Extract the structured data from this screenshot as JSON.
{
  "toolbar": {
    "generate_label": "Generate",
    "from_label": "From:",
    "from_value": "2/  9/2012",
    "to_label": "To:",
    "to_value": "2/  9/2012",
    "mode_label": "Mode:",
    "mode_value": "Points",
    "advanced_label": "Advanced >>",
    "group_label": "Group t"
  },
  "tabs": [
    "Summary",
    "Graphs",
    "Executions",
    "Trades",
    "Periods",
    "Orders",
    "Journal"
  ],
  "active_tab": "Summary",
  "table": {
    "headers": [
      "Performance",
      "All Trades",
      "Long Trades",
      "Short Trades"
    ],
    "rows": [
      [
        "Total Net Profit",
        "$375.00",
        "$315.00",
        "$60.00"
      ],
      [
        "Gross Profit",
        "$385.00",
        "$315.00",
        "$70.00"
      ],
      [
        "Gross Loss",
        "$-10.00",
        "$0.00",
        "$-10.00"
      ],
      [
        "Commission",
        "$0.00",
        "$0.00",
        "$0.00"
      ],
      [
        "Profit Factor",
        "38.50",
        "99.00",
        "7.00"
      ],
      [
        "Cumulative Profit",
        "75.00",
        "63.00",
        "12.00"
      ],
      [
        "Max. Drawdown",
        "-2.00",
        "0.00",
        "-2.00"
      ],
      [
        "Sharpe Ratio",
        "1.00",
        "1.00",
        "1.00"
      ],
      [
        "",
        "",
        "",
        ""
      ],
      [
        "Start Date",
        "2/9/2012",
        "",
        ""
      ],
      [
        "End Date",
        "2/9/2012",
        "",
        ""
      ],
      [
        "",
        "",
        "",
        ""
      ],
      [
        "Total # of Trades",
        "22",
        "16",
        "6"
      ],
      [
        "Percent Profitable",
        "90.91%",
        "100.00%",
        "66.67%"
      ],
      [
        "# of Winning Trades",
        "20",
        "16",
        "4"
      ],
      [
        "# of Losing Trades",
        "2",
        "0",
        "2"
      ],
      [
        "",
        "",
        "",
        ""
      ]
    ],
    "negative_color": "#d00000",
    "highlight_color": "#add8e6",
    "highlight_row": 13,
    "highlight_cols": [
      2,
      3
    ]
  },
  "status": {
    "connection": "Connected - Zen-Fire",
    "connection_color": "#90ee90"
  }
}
++++++++++
Please reproduce the entire listing, exactly as shown.

Extract the structured data from this screenshot as JSON.
{
  "toolbar": {
    "generate_label": "Generate",
    "from_label": "From:",
    "from_value": "2/  9/2012",
    "to_label": "To:",
    "to_value": "2/  9/2012",
    "mode_label": "Mode:",
    "mode_value": "Points",
    "advanced_label": "Advanced >>",
    "group_label": "Group t"
  },
  "tabs": [
    "Summary",
    "Graphs",
    "Executions",
    "Trades",
    "Periods",
    "Orders",
    "Journal"
  ],
  "active_tab": "Summary",
  "table": {
    "headers": [
      "Performance",
      "All Trades",
      "Long Trades",
      "Short Trades"
    ],
    "rows": [
      [
        "Total Net Profit",
        "$375.00",
        "$315.00",
        "$60.00"
      ],
      [
        "Gross Profit",
        "$385.00",
        "$315.00",
        "$70.00"
      ],
      [
        "Gross Loss",
        "$-10.00",
        "$0.00",
        "$-10.00"
      ],
      [
        "Commission",
        "$0.00",
        "$0.00",
        "$0.00"
      ],
      [
        "Profit Factor",
        "38.50",
        "99.00",
        "7.00"
      ],
      [
        "Cumulative Profit",
        "75.00",
        "63.00",
        "12.00"
      ],
      [
        "Max. Drawdown",
        "-2.00",
        "0.00",
        "-2.00"
      ],
      [
        "Sharpe Ratio",
        "1.00",
        "1.00",
        "1.00"
      ],
      [
        "",
        "",
        "",
        ""
      ],
      [
        "Start Date",
        "2/9/2012",
        "",
        ""
      ],
      [
        "End Date",
        "2/9/2012",
        "",
        ""
      ],
      [
        "",
        "",
        "",
        ""
      ],
      [
        "Total # of Trades",
        "22",
        "16",
        "6"
      ],
      [
        "Percent Profitable",
        "90.91%",
        "100.00%",
        "66.67%"
      ],
      [
        "# of Winning Trades",
        "20",
        "16",
        "4"
      ],
      [
        "# of Losing Trades",
        "2",
        "0",
        "2"
      ],
      [
        "",
        "",
        "",
        ""
      ]
    ],
    "negative_color": "#d00000",
    "highlight_color": "#add8e6",
    "highlight_row": 13,
    "highlight_cols": [
      2,
      3
    ]
  },
  "status": {
    "connection": "Connected - Zen-Fire",
    "connection_color": "#90ee90"
  }
}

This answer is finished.